◆ Set exercise: Reproduce the line that contains "Transcribe this image's" and every line after it through the end of the records, exactly, with nothing added.
------ Material for this task
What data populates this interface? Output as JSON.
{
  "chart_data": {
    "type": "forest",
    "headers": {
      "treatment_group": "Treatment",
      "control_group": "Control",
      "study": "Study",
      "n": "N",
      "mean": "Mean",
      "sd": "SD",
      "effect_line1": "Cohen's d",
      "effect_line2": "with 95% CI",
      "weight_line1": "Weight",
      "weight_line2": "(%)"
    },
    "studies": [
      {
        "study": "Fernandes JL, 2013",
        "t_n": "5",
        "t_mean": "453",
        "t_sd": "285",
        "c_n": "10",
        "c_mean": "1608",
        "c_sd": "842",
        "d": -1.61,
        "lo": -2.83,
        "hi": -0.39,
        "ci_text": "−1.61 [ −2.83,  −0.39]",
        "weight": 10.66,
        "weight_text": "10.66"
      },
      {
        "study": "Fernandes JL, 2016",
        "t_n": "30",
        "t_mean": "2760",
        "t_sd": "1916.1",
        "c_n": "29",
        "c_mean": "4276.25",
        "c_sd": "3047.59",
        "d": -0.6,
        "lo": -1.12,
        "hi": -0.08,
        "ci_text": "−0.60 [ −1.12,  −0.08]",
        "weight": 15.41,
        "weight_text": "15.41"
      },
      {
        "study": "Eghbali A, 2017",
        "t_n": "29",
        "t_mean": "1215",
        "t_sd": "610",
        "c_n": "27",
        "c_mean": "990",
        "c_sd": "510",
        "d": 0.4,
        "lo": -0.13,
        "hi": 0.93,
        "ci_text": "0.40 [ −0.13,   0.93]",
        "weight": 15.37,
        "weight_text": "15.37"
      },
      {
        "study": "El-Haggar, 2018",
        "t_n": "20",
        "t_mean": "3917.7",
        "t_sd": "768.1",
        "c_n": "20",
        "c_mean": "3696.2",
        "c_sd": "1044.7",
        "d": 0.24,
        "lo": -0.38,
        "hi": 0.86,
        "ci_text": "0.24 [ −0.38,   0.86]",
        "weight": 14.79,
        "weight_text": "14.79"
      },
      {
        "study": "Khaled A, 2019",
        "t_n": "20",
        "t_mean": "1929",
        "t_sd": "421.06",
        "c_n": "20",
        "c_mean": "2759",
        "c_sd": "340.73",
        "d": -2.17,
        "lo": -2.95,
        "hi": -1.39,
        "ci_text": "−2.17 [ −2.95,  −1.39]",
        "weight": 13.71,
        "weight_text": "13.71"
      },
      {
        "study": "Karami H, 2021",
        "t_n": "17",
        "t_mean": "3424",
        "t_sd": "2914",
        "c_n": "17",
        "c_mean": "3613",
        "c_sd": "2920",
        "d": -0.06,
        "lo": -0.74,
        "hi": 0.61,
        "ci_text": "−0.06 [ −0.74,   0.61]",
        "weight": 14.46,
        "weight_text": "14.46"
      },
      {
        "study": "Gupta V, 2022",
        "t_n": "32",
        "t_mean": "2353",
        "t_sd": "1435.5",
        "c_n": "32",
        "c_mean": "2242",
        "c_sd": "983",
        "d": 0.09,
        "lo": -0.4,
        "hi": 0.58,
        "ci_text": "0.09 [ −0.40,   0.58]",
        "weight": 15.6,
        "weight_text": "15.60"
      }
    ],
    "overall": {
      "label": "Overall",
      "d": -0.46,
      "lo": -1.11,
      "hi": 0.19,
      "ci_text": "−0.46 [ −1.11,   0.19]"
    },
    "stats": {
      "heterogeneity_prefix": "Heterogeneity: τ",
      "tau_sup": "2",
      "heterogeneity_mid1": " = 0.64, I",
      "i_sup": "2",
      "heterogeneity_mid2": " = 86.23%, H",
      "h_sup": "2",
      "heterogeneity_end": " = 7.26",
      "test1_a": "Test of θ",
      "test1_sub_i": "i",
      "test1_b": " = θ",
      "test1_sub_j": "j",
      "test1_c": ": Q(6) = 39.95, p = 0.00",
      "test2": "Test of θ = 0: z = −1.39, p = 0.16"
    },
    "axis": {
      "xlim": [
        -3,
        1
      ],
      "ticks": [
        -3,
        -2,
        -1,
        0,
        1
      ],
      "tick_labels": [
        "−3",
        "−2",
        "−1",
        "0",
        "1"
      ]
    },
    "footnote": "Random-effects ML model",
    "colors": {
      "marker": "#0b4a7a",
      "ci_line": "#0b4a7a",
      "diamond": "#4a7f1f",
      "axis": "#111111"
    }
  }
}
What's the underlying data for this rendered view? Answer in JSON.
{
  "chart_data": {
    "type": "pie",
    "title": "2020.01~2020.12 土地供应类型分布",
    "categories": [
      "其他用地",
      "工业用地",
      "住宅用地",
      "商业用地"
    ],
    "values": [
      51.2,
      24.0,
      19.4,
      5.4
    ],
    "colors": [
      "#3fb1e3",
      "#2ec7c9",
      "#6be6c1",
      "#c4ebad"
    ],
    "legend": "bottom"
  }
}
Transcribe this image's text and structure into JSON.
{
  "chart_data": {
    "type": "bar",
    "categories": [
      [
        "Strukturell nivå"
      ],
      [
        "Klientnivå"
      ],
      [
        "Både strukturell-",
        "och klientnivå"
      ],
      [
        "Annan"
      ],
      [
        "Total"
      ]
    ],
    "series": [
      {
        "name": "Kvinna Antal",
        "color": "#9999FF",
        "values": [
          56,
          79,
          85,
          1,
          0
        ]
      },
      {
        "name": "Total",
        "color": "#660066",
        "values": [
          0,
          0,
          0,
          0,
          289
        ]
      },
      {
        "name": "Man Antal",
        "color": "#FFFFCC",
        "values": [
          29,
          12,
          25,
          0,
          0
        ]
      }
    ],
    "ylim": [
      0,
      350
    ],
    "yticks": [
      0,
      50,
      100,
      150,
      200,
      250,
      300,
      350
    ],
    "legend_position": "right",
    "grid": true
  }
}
------------
◆ Answer to this problem:
Transcribe this image's text and structure into JSON.
{
  "chart_data": {
    "type": "bar",
    "categories": [
      [
        "Strukturell nivå"
      ],
      [
        "Klientnivå"
      ],
      [
        "Både strukturell-",
        "och klientnivå"
      ],
      [
        "Annan"
      ],
      [
        "Total"
      ]
    ],
    "series": [
      {
        "name": "Kvinna Antal",
        "color": "#9999FF",
        "values": [
          56,
          79,
          85,
          1,
          0
        ]
      },
      {
        "name": "Total",
        "color": "#660066",
        "values": [
          0,
          0,
          0,
          0,
          289
        ]
      },
      {
        "name": "Man Antal",
        "color": "#FFFFCC",
        "values": [
          29,
          12,
          25,
          0,
          0
        ]
      }
    ],
    "ylim": [
      0,
      350
    ],
    "yticks": [
      0,
      50,
      100,
      150,
      200,
      250,
      300,
      350
    ],
    "legend_position": "right",
    "grid": true
  }
}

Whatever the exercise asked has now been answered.